● EXERCISE TASK
Copy the data word for word, starting with its first line and ending with the line that contains "x-tick-label: 0.12 [821,1511,892,1549]".

● STORED DATA
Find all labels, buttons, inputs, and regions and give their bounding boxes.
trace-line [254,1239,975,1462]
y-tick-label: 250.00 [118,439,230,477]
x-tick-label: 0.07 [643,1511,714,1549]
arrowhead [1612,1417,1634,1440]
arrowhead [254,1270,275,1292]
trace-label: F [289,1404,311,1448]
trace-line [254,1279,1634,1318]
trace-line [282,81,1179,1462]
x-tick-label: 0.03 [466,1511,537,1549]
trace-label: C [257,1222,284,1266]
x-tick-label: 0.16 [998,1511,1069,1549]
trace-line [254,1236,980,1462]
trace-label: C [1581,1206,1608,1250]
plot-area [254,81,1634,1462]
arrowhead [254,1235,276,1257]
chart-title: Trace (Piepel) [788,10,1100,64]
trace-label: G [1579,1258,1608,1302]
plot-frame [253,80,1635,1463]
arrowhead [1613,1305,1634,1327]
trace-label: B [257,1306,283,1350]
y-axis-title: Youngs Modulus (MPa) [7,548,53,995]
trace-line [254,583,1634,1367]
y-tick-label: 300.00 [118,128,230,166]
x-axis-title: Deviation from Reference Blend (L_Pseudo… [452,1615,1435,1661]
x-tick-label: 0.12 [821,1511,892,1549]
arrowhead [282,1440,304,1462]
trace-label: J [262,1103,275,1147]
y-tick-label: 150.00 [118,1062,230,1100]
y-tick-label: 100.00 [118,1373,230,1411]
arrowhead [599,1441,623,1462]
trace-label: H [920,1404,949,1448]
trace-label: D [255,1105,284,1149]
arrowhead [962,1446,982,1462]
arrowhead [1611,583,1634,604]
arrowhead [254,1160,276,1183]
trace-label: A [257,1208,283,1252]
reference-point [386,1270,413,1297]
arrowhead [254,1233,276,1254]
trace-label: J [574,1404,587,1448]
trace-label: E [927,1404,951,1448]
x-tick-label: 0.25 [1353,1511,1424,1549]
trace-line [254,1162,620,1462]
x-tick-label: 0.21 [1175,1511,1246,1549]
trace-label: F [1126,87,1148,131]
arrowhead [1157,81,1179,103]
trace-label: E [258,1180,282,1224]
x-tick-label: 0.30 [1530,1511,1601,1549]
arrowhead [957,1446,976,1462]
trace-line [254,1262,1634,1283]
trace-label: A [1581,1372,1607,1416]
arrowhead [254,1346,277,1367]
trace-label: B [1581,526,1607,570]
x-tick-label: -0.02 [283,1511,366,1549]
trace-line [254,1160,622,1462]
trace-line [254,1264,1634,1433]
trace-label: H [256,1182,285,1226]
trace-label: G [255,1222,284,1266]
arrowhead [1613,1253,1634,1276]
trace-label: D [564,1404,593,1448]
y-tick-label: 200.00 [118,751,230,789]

● REPLY
Find all labels, buttons, inputs, and regions and give their bounding boxes.
trace-line [254,1239,975,1462]
y-tick-label: 250.00 [118,439,230,477]
x-tick-label: 0.07 [643,1511,714,1549]
arrowhead [1612,1417,1634,1440]
arrowhead [254,1270,275,1292]
trace-label: F [289,1404,311,1448]
trace-line [254,1279,1634,1318]
trace-line [282,81,1179,1462]
x-tick-label: 0.03 [466,1511,537,1549]
trace-label: C [257,1222,284,1266]
x-tick-label: 0.16 [998,1511,1069,1549]
trace-line [254,1236,980,1462]
trace-label: C [1581,1206,1608,1250]
plot-area [254,81,1634,1462]
arrowhead [254,1235,276,1257]
chart-title: Trace (Piepel) [788,10,1100,64]
trace-label: G [1579,1258,1608,1302]
plot-frame [253,80,1635,1463]
arrowhead [1613,1305,1634,1327]
trace-label: B [257,1306,283,1350]
y-axis-title: Youngs Modulus (MPa) [7,548,53,995]
trace-line [254,583,1634,1367]
y-tick-label: 300.00 [118,128,230,166]
x-axis-title: Deviation from Reference Blend (L_Pseudo… [452,1615,1435,1661]
x-tick-label: 0.12 [821,1511,892,1549]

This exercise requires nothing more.